• [The input]
--------------------

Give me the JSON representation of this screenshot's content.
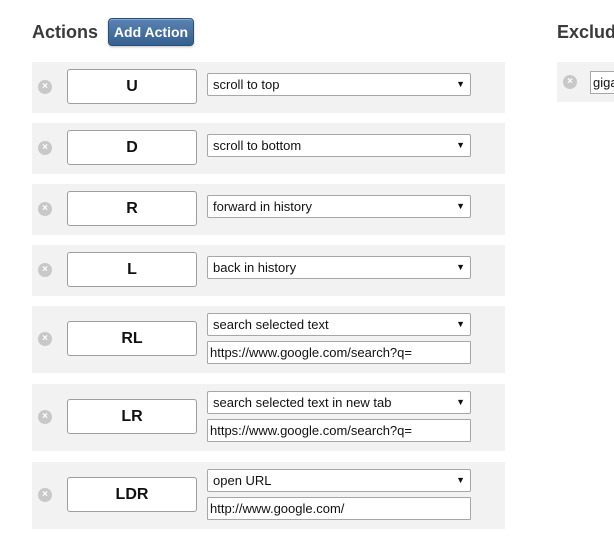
{
  "actions_heading": "Actions",
  "add_action_label": "Add Action",
  "exclusions_heading": "Exclud",
  "remove_glyph": "×",
  "dropdown_arrow": "▼",
  "rows": [
    {
      "gesture": "U",
      "action": "scroll to top"
    },
    {
      "gesture": "D",
      "action": "scroll to bottom"
    },
    {
      "gesture": "R",
      "action": "forward in history"
    },
    {
      "gesture": "L",
      "action": "back in history"
    },
    {
      "gesture": "RL",
      "action": "search selected text",
      "url": "https://www.google.com/search?q="
    },
    {
      "gesture": "LR",
      "action": "search selected text in new tab",
      "url": "https://www.google.com/search?q="
    },
    {
      "gesture": "LDR",
      "action": "open URL",
      "url": "http://www.google.com/"
    }
  ],
  "exclusions": [
    {
      "value": "giga"
    }
  ],
  "colors": {
    "button_bg": "#3f6a9b",
    "row_bg": "#f2f2f2",
    "remove_icon": "#c8c8c8"
  }
}
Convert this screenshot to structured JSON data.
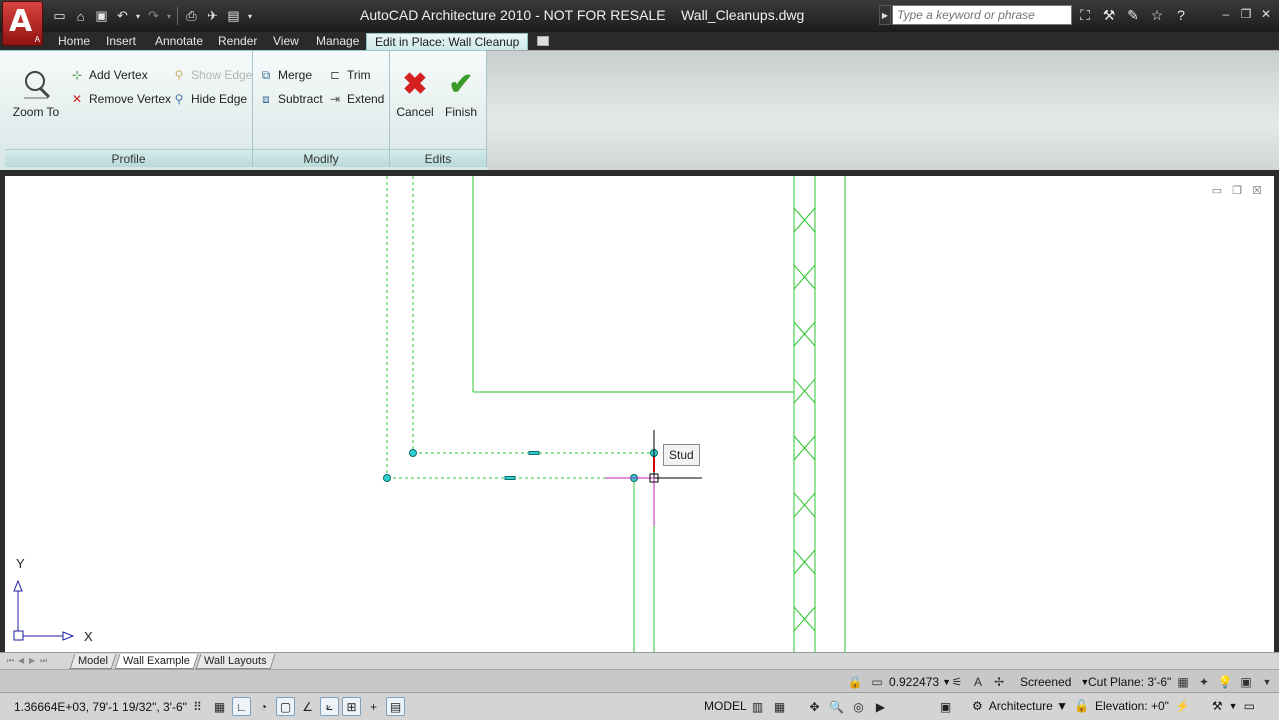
{
  "titlebar": {
    "app_letter": "A",
    "title": "AutoCAD Architecture 2010 - NOT FOR RESALE    Wall_Cleanups.dwg",
    "search_placeholder": "Type a keyword or phrase",
    "quick_access_icons": [
      "new-icon",
      "open-icon",
      "save-icon",
      "undo-icon",
      "redo-icon",
      "plot-icon",
      "publish-icon",
      "workspace-icon"
    ]
  },
  "ribbon_tabs": [
    {
      "label": "Home"
    },
    {
      "label": "Insert"
    },
    {
      "label": "Annotate"
    },
    {
      "label": "Render"
    },
    {
      "label": "View"
    },
    {
      "label": "Manage"
    },
    {
      "label": "Edit in Place: Wall Cleanup",
      "active": true
    }
  ],
  "ribbon": {
    "profile": {
      "title": "Profile",
      "zoom_to": "Zoom To",
      "add_vertex": "Add Vertex",
      "remove_vertex": "Remove Vertex",
      "show_edge": "Show Edge",
      "hide_edge": "Hide Edge"
    },
    "modify": {
      "title": "Modify",
      "merge": "Merge",
      "trim": "Trim",
      "subtract": "Subtract",
      "extend": "Extend"
    },
    "edits": {
      "title": "Edits",
      "cancel": "Cancel",
      "finish": "Finish"
    }
  },
  "drawing": {
    "tooltip": "Stud",
    "ucs_y": "Y",
    "ucs_x": "X",
    "colors": {
      "wall": "#2ec62e",
      "grip": "#2fd0d0",
      "crosshair": "#000000"
    }
  },
  "layout_tabs": [
    {
      "label": "Model"
    },
    {
      "label": "Wall Example",
      "active": true
    },
    {
      "label": "Wall Layouts"
    }
  ],
  "drawing_status": {
    "scale": "0.922473",
    "display": "Screened",
    "cut_plane": "Cut Plane:  3'-6\""
  },
  "status": {
    "coordinates": "1.36664E+03,  79'-1 19/32\", 3'-6\"",
    "model": "MODEL",
    "workspace": "Architecture",
    "elevation": "Elevation: +0\""
  }
}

--------------------

• [Work to be completed]
Reproduce each record from above exactly; pictures do not belong in the copy.

• [Task solution]
Give me the JSON representation of this screenshot's content.
{
  "actions_heading": "Actions",
  "add_action_label": "Add Action",
  "exclusions_heading": "Exclud",
  "remove_glyph": "×",
  "dropdown_arrow": "▼",
  "rows": [
    {
      "gesture": "U",
      "action": "scroll to top"
    },
    {
      "gesture": "D",
      "action": "scroll to bottom"
    },
    {
      "gesture": "R",
      "action": "forward in history"
    },
    {
      "gesture": "L",
      "action": "back in history"
    },
    {
      "gesture": "RL",
      "action": "search selected text",
      "url": "https://www.google.com/search?q="
    },
    {
      "gesture": "LR",
      "action": "search selected text in new tab",
      "url": "https://www.google.com/search?q="
    },
    {
      "gesture": "LDR",
      "action": "open URL",
      "url": "http://www.google.com/"
    }
  ],
  "exclusions": [
    {
      "value": "giga"
    }
  ],
  "colors": {
    "button_bg": "#3f6a9b",
    "row_bg": "#f2f2f2",
    "remove_icon": "#c8c8c8"
  }
}
Convert this screenshot to structured JSON data.
{
  "titlebar": {
    "app_letter": "A",
    "title": "AutoCAD Architecture 2010 - NOT FOR RESALE    Wall_Cleanups.dwg",
    "search_placeholder": "Type a keyword or phrase",
    "quick_access_icons": [
      "new-icon",
      "open-icon",
      "save-icon",
      "undo-icon",
      "redo-icon",
      "plot-icon",
      "publish-icon",
      "workspace-icon"
    ]
  },
  "ribbon_tabs": [
    {
      "label": "Home"
    },
    {
      "label": "Insert"
    },
    {
      "label": "Annotate"
    },
    {
      "label": "Render"
    },
    {
      "label": "View"
    },
    {
      "label": "Manage"
    },
    {
      "label": "Edit in Place: Wall Cleanup",
      "active": true
    }
  ],
  "ribbon": {
    "profile": {
      "title": "Profile",
      "zoom_to": "Zoom To",
      "add_vertex": "Add Vertex",
      "remove_vertex": "Remove Vertex",
      "show_edge": "Show Edge",
      "hide_edge": "Hide Edge"
    },
    "modify": {
      "title": "Modify",
      "merge": "Merge",
      "trim": "Trim",
      "subtract": "Subtract",
      "extend": "Extend"
    },
    "edits": {
      "title": "Edits",
      "cancel": "Cancel",
      "finish": "Finish"
    }
  },
  "drawing": {
    "tooltip": "Stud",
    "ucs_y": "Y",
    "ucs_x": "X",
    "colors": {
      "wall": "#2ec62e",
      "grip": "#2fd0d0",
      "crosshair": "#000000"
    }
  },
  "layout_tabs": [
    {
      "label": "Model"
    },
    {
      "label": "Wall Example",
      "active": true
    },
    {
      "label": "Wall Layouts"
    }
  ],
  "drawing_status": {
    "scale": "0.922473",
    "display": "Screened",
    "cut_plane": "Cut Plane:  3'-6\""
  },
  "status": {
    "coordinates": "1.36664E+03,  79'-1 19/32\", 3'-6\"",
    "model": "MODEL",
    "workspace": "Architecture",
    "elevation": "Elevation: +0\""
  }
}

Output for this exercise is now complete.